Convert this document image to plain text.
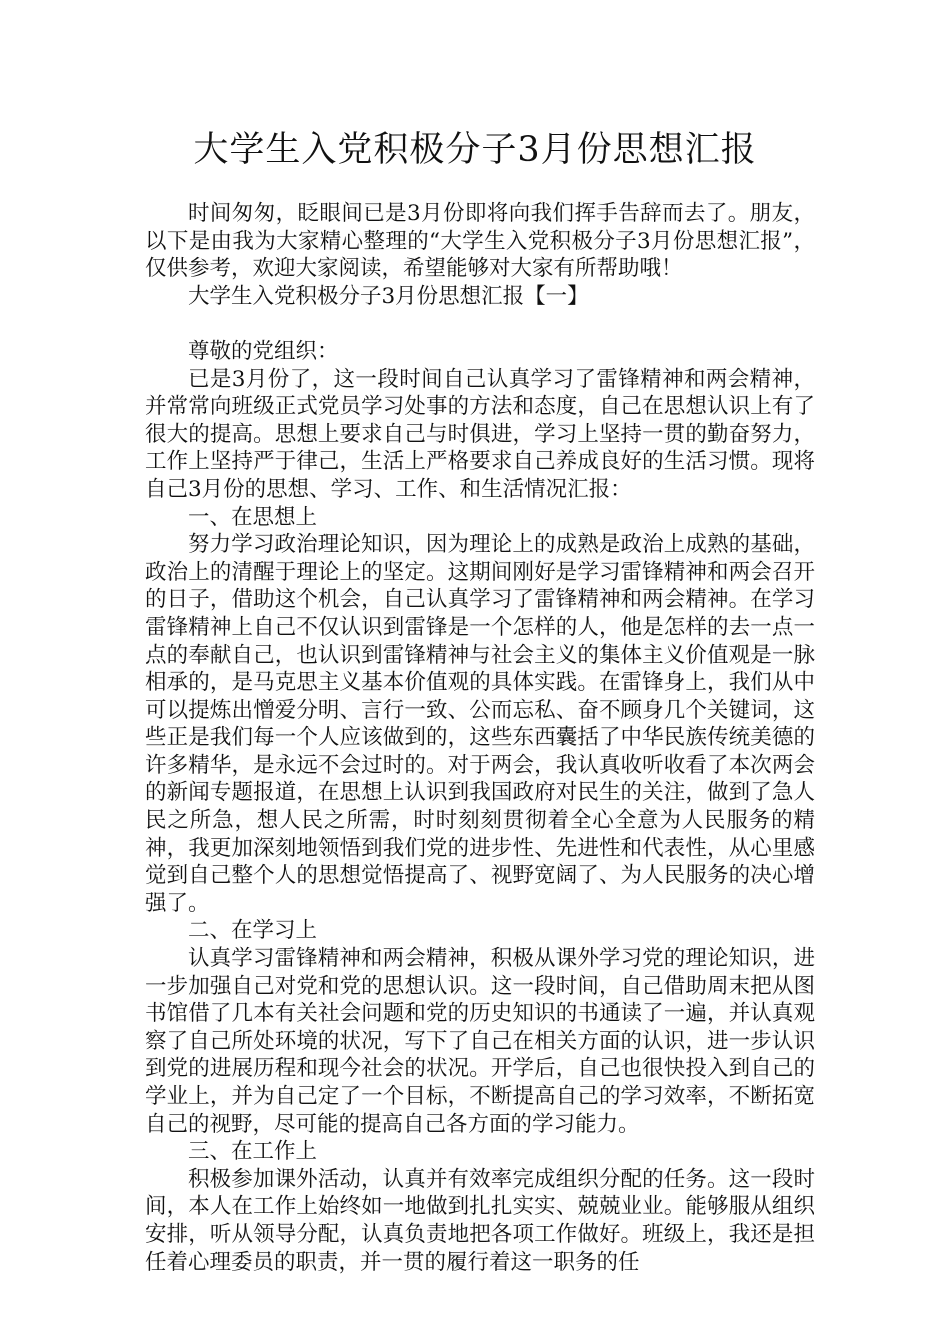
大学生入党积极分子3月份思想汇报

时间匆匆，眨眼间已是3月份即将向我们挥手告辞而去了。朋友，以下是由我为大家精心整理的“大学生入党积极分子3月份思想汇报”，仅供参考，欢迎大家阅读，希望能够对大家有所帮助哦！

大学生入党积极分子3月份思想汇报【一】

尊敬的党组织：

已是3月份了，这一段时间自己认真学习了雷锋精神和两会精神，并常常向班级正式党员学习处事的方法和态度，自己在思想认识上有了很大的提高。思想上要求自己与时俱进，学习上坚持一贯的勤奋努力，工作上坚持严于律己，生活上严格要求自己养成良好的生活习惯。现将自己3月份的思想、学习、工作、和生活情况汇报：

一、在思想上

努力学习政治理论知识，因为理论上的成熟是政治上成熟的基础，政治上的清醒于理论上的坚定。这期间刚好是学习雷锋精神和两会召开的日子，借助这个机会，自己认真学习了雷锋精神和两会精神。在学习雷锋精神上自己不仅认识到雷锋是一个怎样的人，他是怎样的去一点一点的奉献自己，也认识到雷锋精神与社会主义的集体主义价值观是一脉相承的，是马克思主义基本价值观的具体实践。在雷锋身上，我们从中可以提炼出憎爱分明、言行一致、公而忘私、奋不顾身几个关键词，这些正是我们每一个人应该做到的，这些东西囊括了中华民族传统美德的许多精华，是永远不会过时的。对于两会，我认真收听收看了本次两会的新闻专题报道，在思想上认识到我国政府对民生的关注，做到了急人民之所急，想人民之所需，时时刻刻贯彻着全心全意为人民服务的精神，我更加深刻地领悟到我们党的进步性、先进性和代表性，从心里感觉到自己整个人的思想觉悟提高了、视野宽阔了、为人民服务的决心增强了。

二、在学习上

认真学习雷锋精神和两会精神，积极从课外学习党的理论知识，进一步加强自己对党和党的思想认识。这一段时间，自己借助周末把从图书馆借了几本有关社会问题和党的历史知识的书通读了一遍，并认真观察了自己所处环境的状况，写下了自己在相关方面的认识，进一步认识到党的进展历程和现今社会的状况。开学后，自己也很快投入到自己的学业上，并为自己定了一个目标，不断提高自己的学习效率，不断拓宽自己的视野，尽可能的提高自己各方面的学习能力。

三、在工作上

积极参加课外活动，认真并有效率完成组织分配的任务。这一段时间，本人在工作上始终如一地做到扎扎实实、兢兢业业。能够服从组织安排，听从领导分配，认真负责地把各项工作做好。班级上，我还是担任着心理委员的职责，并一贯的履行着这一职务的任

########

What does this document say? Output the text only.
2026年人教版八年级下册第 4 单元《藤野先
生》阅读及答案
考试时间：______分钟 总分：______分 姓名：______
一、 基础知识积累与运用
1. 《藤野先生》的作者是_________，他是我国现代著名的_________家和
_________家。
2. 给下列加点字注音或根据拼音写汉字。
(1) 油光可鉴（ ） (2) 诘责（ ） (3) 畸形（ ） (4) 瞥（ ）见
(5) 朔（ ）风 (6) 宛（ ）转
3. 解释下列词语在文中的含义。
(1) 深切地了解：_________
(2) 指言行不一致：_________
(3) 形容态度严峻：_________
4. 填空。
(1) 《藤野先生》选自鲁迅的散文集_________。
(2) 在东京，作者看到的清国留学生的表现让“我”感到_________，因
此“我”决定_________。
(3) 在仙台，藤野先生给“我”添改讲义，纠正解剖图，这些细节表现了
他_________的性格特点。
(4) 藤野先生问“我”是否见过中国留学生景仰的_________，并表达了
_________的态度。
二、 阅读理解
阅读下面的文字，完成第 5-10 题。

########

* Written problem
Say how many lines contain the string "this", giving nothing but the count.

* Answer
2